### [What you have to do]
Check each line of the material. Copy those containing "ylabel".
--- begin Input records ---
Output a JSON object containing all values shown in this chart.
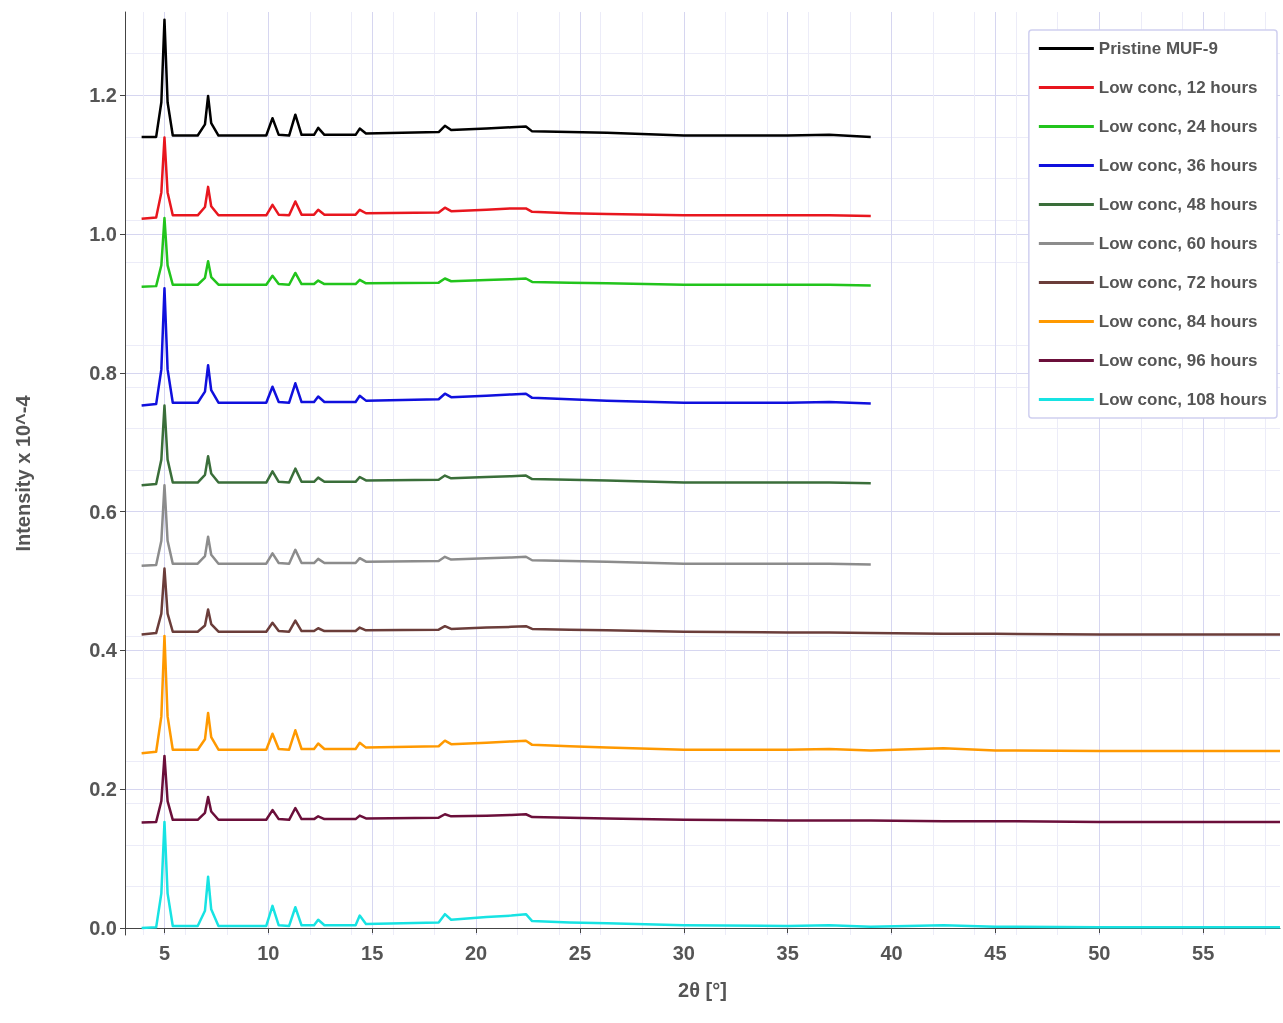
{
  "chart_data": {
    "type": "line",
    "xlabel": "2θ [°]",
    "ylabel": "Intensity x 10^-4",
    "x": [
      3.9,
      4.6,
      4.85,
      5.0,
      5.15,
      5.4,
      6.6,
      6.95,
      7.1,
      7.25,
      7.6,
      9.9,
      10.2,
      10.5,
      11.0,
      11.3,
      11.6,
      12.2,
      12.4,
      12.7,
      14.2,
      14.4,
      14.7,
      18.2,
      18.5,
      18.8,
      20.5,
      21.7,
      22.4,
      22.7,
      24.5,
      26.3,
      30,
      35,
      37,
      39,
      42.5,
      45,
      50,
      55,
      58.7
    ],
    "xlim": [
      3.1,
      58.7
    ],
    "xticks": [
      5,
      10,
      15,
      20,
      25,
      30,
      35,
      40,
      45,
      50,
      55
    ],
    "ylim": [
      -0.01,
      1.32
    ],
    "yticks": [
      {
        "value": 0,
        "label": "0.0"
      },
      0.2,
      0.4,
      0.6,
      0.8,
      {
        "value": 1,
        "label": "1.0"
      },
      1.2
    ],
    "grid": true,
    "legend": "top right",
    "marker": "none",
    "line_style": "solid",
    "series": [
      {
        "name": "Pristine MUF-9",
        "color": "#000000",
        "values": [
          1.14,
          1.14,
          1.19,
          1.309,
          1.19,
          1.142,
          1.142,
          1.158,
          1.199,
          1.16,
          1.142,
          1.142,
          1.167,
          1.143,
          1.142,
          1.172,
          1.143,
          1.143,
          1.153,
          1.143,
          1.143,
          1.152,
          1.145,
          1.147,
          1.156,
          1.15,
          1.152,
          1.154,
          1.155,
          1.148,
          1.147,
          1.146,
          1.142,
          1.142,
          1.143,
          1.14,
          null,
          null,
          null,
          null,
          null
        ]
      },
      {
        "name": "Low conc, 12 hours",
        "color": "#e8161e",
        "values": [
          1.022,
          1.024,
          1.06,
          1.139,
          1.06,
          1.027,
          1.027,
          1.039,
          1.068,
          1.04,
          1.027,
          1.027,
          1.042,
          1.028,
          1.027,
          1.047,
          1.028,
          1.028,
          1.035,
          1.028,
          1.028,
          1.035,
          1.03,
          1.031,
          1.038,
          1.033,
          1.035,
          1.037,
          1.037,
          1.032,
          1.03,
          1.029,
          1.027,
          1.027,
          1.027,
          1.026,
          null,
          null,
          null,
          null,
          null
        ]
      },
      {
        "name": "Low conc, 24 hours",
        "color": "#22c41c",
        "values": [
          0.924,
          0.925,
          0.955,
          1.023,
          0.955,
          0.927,
          0.927,
          0.937,
          0.961,
          0.938,
          0.927,
          0.927,
          0.94,
          0.928,
          0.927,
          0.944,
          0.928,
          0.928,
          0.933,
          0.928,
          0.928,
          0.934,
          0.929,
          0.93,
          0.936,
          0.932,
          0.934,
          0.935,
          0.936,
          0.931,
          0.93,
          0.929,
          0.927,
          0.927,
          0.927,
          0.926,
          null,
          null,
          null,
          null,
          null
        ]
      },
      {
        "name": "Low conc, 36 hours",
        "color": "#1010dd",
        "values": [
          0.753,
          0.755,
          0.805,
          0.922,
          0.805,
          0.757,
          0.757,
          0.773,
          0.811,
          0.775,
          0.757,
          0.757,
          0.78,
          0.758,
          0.757,
          0.785,
          0.758,
          0.758,
          0.766,
          0.758,
          0.758,
          0.767,
          0.76,
          0.762,
          0.77,
          0.765,
          0.767,
          0.769,
          0.77,
          0.764,
          0.762,
          0.76,
          0.757,
          0.757,
          0.758,
          0.756,
          null,
          null,
          null,
          null,
          null
        ]
      },
      {
        "name": "Low conc, 48 hours",
        "color": "#3a6e3a",
        "values": [
          0.638,
          0.64,
          0.675,
          0.753,
          0.675,
          0.642,
          0.642,
          0.653,
          0.68,
          0.655,
          0.642,
          0.642,
          0.658,
          0.643,
          0.642,
          0.662,
          0.643,
          0.643,
          0.649,
          0.643,
          0.643,
          0.65,
          0.645,
          0.646,
          0.652,
          0.648,
          0.65,
          0.651,
          0.652,
          0.647,
          0.646,
          0.645,
          0.642,
          0.642,
          0.642,
          0.641,
          null,
          null,
          null,
          null,
          null
        ]
      },
      {
        "name": "Low conc, 60 hours",
        "color": "#8c8c8c",
        "values": [
          0.522,
          0.523,
          0.558,
          0.638,
          0.558,
          0.525,
          0.525,
          0.536,
          0.564,
          0.538,
          0.525,
          0.525,
          0.54,
          0.526,
          0.525,
          0.545,
          0.526,
          0.526,
          0.532,
          0.526,
          0.526,
          0.533,
          0.528,
          0.529,
          0.535,
          0.531,
          0.533,
          0.534,
          0.535,
          0.53,
          0.529,
          0.528,
          0.525,
          0.525,
          0.525,
          0.524,
          null,
          null,
          null,
          null,
          null
        ]
      },
      {
        "name": "Low conc, 72 hours",
        "color": "#6b3d3a",
        "values": [
          0.423,
          0.425,
          0.453,
          0.518,
          0.453,
          0.427,
          0.427,
          0.436,
          0.459,
          0.438,
          0.427,
          0.427,
          0.44,
          0.428,
          0.427,
          0.443,
          0.428,
          0.428,
          0.432,
          0.428,
          0.428,
          0.433,
          0.429,
          0.43,
          0.435,
          0.431,
          0.433,
          0.434,
          0.435,
          0.431,
          0.43,
          0.429,
          0.427,
          0.426,
          0.426,
          0.425,
          0.424,
          0.424,
          0.423,
          0.423,
          0.423
        ]
      },
      {
        "name": "Low conc, 84 hours",
        "color": "#ff9900",
        "values": [
          0.252,
          0.254,
          0.305,
          0.421,
          0.305,
          0.257,
          0.257,
          0.272,
          0.31,
          0.275,
          0.257,
          0.257,
          0.28,
          0.258,
          0.257,
          0.285,
          0.258,
          0.258,
          0.266,
          0.258,
          0.258,
          0.267,
          0.26,
          0.262,
          0.27,
          0.265,
          0.267,
          0.269,
          0.27,
          0.264,
          0.262,
          0.26,
          0.257,
          0.257,
          0.258,
          0.256,
          0.259,
          0.256,
          0.255,
          0.255,
          0.255
        ]
      },
      {
        "name": "Low conc, 96 hours",
        "color": "#6b0f3a",
        "values": [
          0.152,
          0.153,
          0.183,
          0.248,
          0.183,
          0.156,
          0.156,
          0.166,
          0.189,
          0.168,
          0.156,
          0.156,
          0.17,
          0.157,
          0.156,
          0.173,
          0.157,
          0.157,
          0.161,
          0.157,
          0.157,
          0.162,
          0.158,
          0.159,
          0.164,
          0.161,
          0.162,
          0.163,
          0.164,
          0.16,
          0.159,
          0.158,
          0.156,
          0.155,
          0.155,
          0.155,
          0.154,
          0.154,
          0.153,
          0.153,
          0.153
        ]
      },
      {
        "name": "Low conc, 108 hours",
        "color": "#17e3e3",
        "values": [
          0.0,
          0.001,
          0.05,
          0.153,
          0.05,
          0.003,
          0.003,
          0.025,
          0.074,
          0.027,
          0.003,
          0.003,
          0.032,
          0.004,
          0.003,
          0.03,
          0.004,
          0.004,
          0.012,
          0.004,
          0.004,
          0.018,
          0.006,
          0.008,
          0.02,
          0.012,
          0.016,
          0.018,
          0.02,
          0.01,
          0.008,
          0.007,
          0.004,
          0.003,
          0.004,
          0.002,
          0.004,
          0.002,
          0.001,
          0.001,
          0.001
        ]
      }
    ]
  }
}
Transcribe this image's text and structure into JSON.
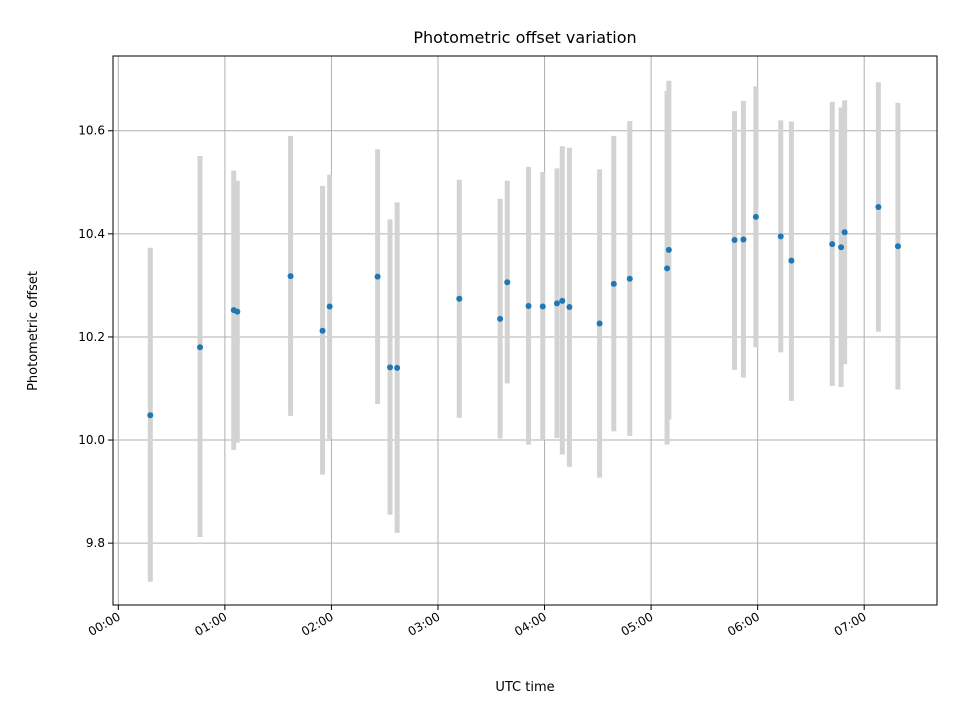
{
  "chart_data": {
    "type": "scatter",
    "title": "Photometric offset variation",
    "xlabel": "UTC time",
    "ylabel": "Photometric offset",
    "xlim": [
      "23:57",
      "07:41"
    ],
    "ylim": [
      9.68,
      10.745
    ],
    "grid": true,
    "x_ticks": [
      "00:00",
      "01:00",
      "02:00",
      "03:00",
      "04:00",
      "05:00",
      "06:00",
      "07:00"
    ],
    "y_ticks": [
      9.8,
      10.0,
      10.2,
      10.4,
      10.6
    ],
    "y_tick_labels": [
      "9.8",
      "10.0",
      "10.2",
      "10.4",
      "10.6"
    ],
    "point_color": "#1f77b4",
    "errorbar_color": "#d3d3d3",
    "points": [
      {
        "x": "00:18",
        "y": 10.048,
        "ylow": 9.725,
        "yhigh": 10.373
      },
      {
        "x": "00:46",
        "y": 10.18,
        "ylow": 9.812,
        "yhigh": 10.551
      },
      {
        "x": "01:05",
        "y": 10.252,
        "ylow": 9.981,
        "yhigh": 10.523
      },
      {
        "x": "01:07",
        "y": 10.249,
        "ylow": 9.995,
        "yhigh": 10.503
      },
      {
        "x": "01:37",
        "y": 10.318,
        "ylow": 10.047,
        "yhigh": 10.59
      },
      {
        "x": "01:55",
        "y": 10.212,
        "ylow": 9.933,
        "yhigh": 10.493
      },
      {
        "x": "01:59",
        "y": 10.259,
        "ylow": 10.002,
        "yhigh": 10.515
      },
      {
        "x": "02:26",
        "y": 10.317,
        "ylow": 10.07,
        "yhigh": 10.564
      },
      {
        "x": "02:33",
        "y": 10.141,
        "ylow": 9.855,
        "yhigh": 10.428
      },
      {
        "x": "02:37",
        "y": 10.14,
        "ylow": 9.82,
        "yhigh": 10.461
      },
      {
        "x": "03:12",
        "y": 10.274,
        "ylow": 10.043,
        "yhigh": 10.505
      },
      {
        "x": "03:35",
        "y": 10.235,
        "ylow": 10.003,
        "yhigh": 10.468
      },
      {
        "x": "03:39",
        "y": 10.306,
        "ylow": 10.11,
        "yhigh": 10.503
      },
      {
        "x": "03:51",
        "y": 10.26,
        "ylow": 9.991,
        "yhigh": 10.53
      },
      {
        "x": "03:59",
        "y": 10.259,
        "ylow": 10.0,
        "yhigh": 10.52
      },
      {
        "x": "04:07",
        "y": 10.265,
        "ylow": 10.004,
        "yhigh": 10.527
      },
      {
        "x": "04:10",
        "y": 10.27,
        "ylow": 9.972,
        "yhigh": 10.57
      },
      {
        "x": "04:14",
        "y": 10.258,
        "ylow": 9.948,
        "yhigh": 10.567
      },
      {
        "x": "04:31",
        "y": 10.226,
        "ylow": 9.927,
        "yhigh": 10.525
      },
      {
        "x": "04:39",
        "y": 10.303,
        "ylow": 10.017,
        "yhigh": 10.59
      },
      {
        "x": "04:48",
        "y": 10.313,
        "ylow": 10.008,
        "yhigh": 10.619
      },
      {
        "x": "05:09",
        "y": 10.333,
        "ylow": 9.991,
        "yhigh": 10.677
      },
      {
        "x": "05:10",
        "y": 10.369,
        "ylow": 10.04,
        "yhigh": 10.697
      },
      {
        "x": "05:47",
        "y": 10.388,
        "ylow": 10.136,
        "yhigh": 10.638
      },
      {
        "x": "05:52",
        "y": 10.389,
        "ylow": 10.121,
        "yhigh": 10.658
      },
      {
        "x": "05:59",
        "y": 10.433,
        "ylow": 10.18,
        "yhigh": 10.686
      },
      {
        "x": "06:13",
        "y": 10.395,
        "ylow": 10.17,
        "yhigh": 10.62
      },
      {
        "x": "06:19",
        "y": 10.348,
        "ylow": 10.076,
        "yhigh": 10.618
      },
      {
        "x": "06:42",
        "y": 10.38,
        "ylow": 10.105,
        "yhigh": 10.656
      },
      {
        "x": "06:47",
        "y": 10.374,
        "ylow": 10.103,
        "yhigh": 10.645
      },
      {
        "x": "06:49",
        "y": 10.403,
        "ylow": 10.147,
        "yhigh": 10.659
      },
      {
        "x": "07:08",
        "y": 10.452,
        "ylow": 10.21,
        "yhigh": 10.694
      },
      {
        "x": "07:19",
        "y": 10.376,
        "ylow": 10.098,
        "yhigh": 10.654
      }
    ]
  }
}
--- end Input records ---
### [Result of the task]
    "ylabel": "Intensity x 10^-4",
    "ylabel": "Photometric offset",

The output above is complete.